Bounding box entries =
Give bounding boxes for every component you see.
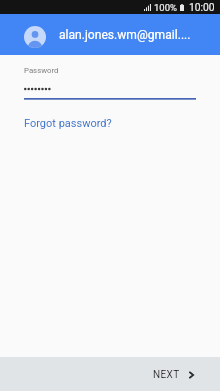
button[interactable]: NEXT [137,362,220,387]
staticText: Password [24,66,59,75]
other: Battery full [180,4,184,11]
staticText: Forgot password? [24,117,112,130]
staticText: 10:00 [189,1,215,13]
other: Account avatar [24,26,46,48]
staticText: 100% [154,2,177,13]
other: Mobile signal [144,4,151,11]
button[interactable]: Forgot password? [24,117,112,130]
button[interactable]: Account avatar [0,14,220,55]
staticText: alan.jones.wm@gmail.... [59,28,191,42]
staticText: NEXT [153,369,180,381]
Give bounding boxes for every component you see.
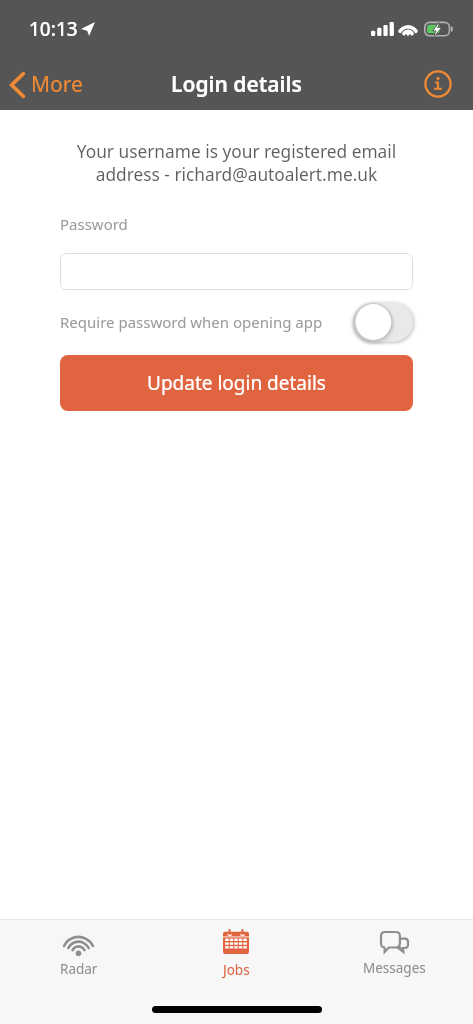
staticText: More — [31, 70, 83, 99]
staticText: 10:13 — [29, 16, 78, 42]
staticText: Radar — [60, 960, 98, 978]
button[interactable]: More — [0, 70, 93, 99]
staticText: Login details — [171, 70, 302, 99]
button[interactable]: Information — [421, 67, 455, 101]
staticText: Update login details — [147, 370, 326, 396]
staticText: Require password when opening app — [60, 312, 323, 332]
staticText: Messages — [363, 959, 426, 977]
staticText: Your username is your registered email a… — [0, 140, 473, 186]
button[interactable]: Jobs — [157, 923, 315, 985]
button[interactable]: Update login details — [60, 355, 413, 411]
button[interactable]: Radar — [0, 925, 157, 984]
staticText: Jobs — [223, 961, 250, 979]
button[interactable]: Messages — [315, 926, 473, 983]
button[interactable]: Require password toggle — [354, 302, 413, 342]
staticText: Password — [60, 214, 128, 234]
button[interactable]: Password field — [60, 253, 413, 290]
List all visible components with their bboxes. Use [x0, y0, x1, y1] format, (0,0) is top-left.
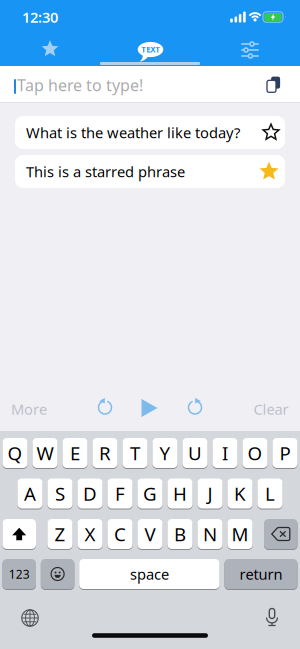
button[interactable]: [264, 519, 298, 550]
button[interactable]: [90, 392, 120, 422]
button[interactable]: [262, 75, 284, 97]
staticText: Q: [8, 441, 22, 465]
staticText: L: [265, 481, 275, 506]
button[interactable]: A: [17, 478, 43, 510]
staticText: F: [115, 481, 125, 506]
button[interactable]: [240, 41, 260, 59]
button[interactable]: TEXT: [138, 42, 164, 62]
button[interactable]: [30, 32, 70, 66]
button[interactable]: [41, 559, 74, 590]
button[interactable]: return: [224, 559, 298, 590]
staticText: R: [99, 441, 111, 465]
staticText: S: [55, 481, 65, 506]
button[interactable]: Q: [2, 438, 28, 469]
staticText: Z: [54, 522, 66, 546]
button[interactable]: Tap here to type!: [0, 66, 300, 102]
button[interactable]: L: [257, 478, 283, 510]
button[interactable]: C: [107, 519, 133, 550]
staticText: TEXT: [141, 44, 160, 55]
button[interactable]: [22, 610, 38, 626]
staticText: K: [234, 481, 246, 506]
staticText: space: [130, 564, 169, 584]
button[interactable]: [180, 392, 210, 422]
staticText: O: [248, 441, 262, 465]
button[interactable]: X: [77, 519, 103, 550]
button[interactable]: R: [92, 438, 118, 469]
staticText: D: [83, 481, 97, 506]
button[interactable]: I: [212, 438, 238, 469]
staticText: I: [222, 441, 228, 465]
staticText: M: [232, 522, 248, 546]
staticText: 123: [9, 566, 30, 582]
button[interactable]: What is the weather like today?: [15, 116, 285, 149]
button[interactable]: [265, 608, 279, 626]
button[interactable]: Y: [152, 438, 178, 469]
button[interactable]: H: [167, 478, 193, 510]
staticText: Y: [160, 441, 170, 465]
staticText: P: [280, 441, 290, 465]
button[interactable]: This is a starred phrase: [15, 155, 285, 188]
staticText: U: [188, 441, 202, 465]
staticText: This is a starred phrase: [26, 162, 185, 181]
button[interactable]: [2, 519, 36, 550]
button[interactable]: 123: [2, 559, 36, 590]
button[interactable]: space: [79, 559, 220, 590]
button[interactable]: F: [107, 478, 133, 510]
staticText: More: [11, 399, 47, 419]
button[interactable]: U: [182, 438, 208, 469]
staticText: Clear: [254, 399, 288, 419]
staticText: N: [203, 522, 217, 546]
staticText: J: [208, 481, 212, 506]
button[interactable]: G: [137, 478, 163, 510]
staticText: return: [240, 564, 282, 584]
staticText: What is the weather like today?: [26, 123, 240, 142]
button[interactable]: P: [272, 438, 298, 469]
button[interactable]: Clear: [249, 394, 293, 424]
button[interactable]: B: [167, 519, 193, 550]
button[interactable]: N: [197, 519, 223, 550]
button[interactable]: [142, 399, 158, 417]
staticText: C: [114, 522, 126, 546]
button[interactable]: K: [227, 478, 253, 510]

Exercise aim =
Copy out every line in the items that contains the word "Clear", matching case exactly.

Solved problem =
staticText: Clear: [254, 399, 288, 419]
button[interactable]: Clear: [249, 394, 293, 424]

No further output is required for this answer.